● **To do**: Collect every line below that contains the word "among".

● **Material supplied**:
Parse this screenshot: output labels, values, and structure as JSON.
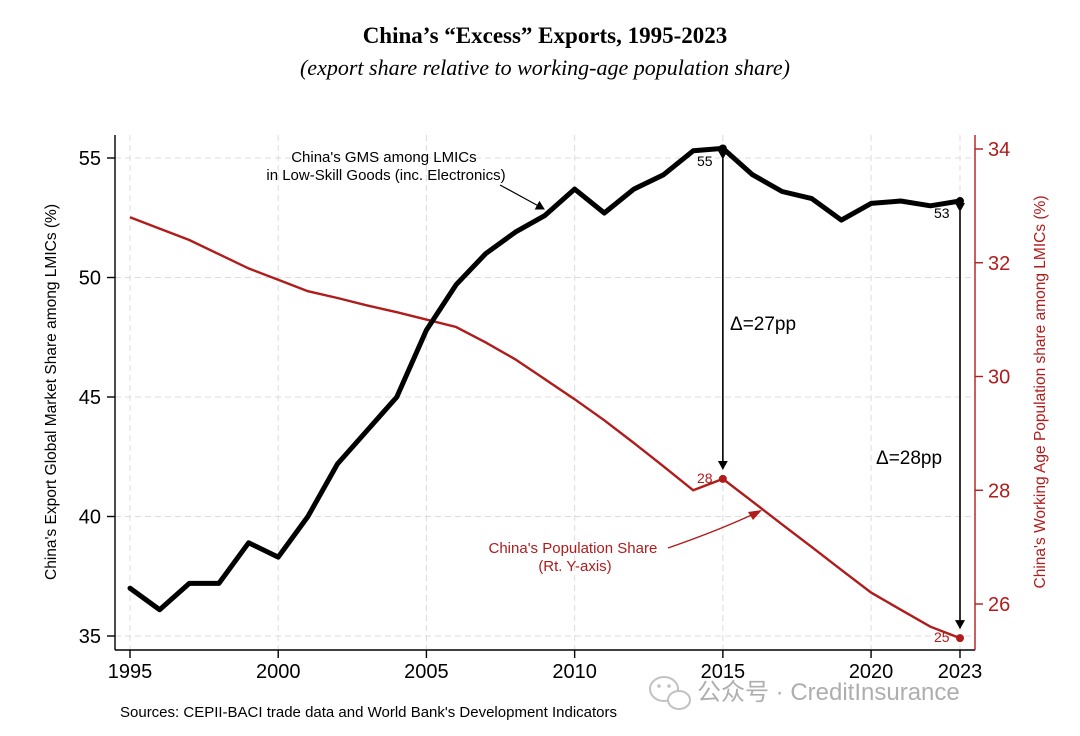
{
  "chart_data": {
    "type": "line",
    "title": "China’s “Excess” Exports, 1995-2023",
    "subtitle": "(export share relative to working-age population share)",
    "ylabel_left": "China's Export Global Market Share among LMICs (%)",
    "ylabel_right": "China's Working Age Population share among LMICs (%)",
    "source": "Sources: CEPII-BACI trade data and World Bank's Development Indicators",
    "watermark": "公众号 · CreditInsurance",
    "xlim": [
      1995,
      2023
    ],
    "x_ticks": [
      "1995",
      "2000",
      "2005",
      "2010",
      "2015",
      "2020",
      "2023"
    ],
    "ylim_left": [
      35,
      55
    ],
    "y_ticks_left": [
      "35",
      "40",
      "45",
      "50",
      "55"
    ],
    "ylim_right": [
      25.4,
      34.2
    ],
    "y_ticks_right": [
      "26",
      "28",
      "30",
      "32",
      "34"
    ],
    "grid": true,
    "colors": {
      "gms": "#000000",
      "pop": "#b01c1c",
      "axis": "#000000",
      "grid": "#dcdcdc"
    },
    "x": [
      1995,
      1996,
      1997,
      1998,
      1999,
      2000,
      2001,
      2002,
      2003,
      2004,
      2005,
      2006,
      2007,
      2008,
      2009,
      2010,
      2011,
      2012,
      2013,
      2014,
      2015,
      2016,
      2017,
      2018,
      2019,
      2020,
      2021,
      2022,
      2023
    ],
    "series": [
      {
        "name": "China's GMS among LMICs\nin Low-Skill Goods (inc. Electronics)",
        "axis": "left",
        "values": [
          37.0,
          36.1,
          37.2,
          37.2,
          38.9,
          38.3,
          40.0,
          42.2,
          43.6,
          45.0,
          47.8,
          49.7,
          51.0,
          51.9,
          52.6,
          53.7,
          52.7,
          53.7,
          54.3,
          55.3,
          55.4,
          54.3,
          53.6,
          53.3,
          52.4,
          53.1,
          53.2,
          53.0,
          53.2
        ],
        "end_labels": [
          "55",
          "53"
        ]
      },
      {
        "name": "China's Population Share\n(Rt. Y-axis)",
        "axis": "right",
        "values": [
          32.8,
          32.6,
          32.4,
          32.15,
          31.9,
          31.7,
          31.5,
          31.38,
          31.25,
          31.13,
          31.0,
          30.87,
          30.6,
          30.3,
          29.95,
          29.6,
          29.23,
          28.83,
          28.42,
          28.0,
          28.2,
          27.8,
          27.4,
          27.0,
          26.6,
          26.2,
          25.9,
          25.6,
          25.4
        ],
        "end_labels": [
          "28",
          "25"
        ]
      }
    ],
    "annotations": [
      {
        "text": "Δ=27pp",
        "year": 2015
      },
      {
        "text": "Δ=28pp",
        "year": 2023
      }
    ]
  }
}
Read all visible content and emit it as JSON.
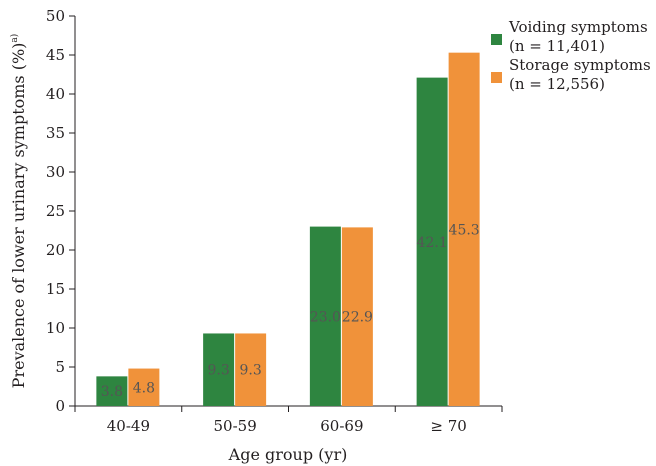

● **Final result**:
    "ylabel_left": "China's Export Global Market Share among LMICs (%)",
    "ylabel_right": "China's Working Age Population share among LMICs (%)",
        "name": "China's GMS among LMICs\nin Low-Skill Goods (inc. Electronics)",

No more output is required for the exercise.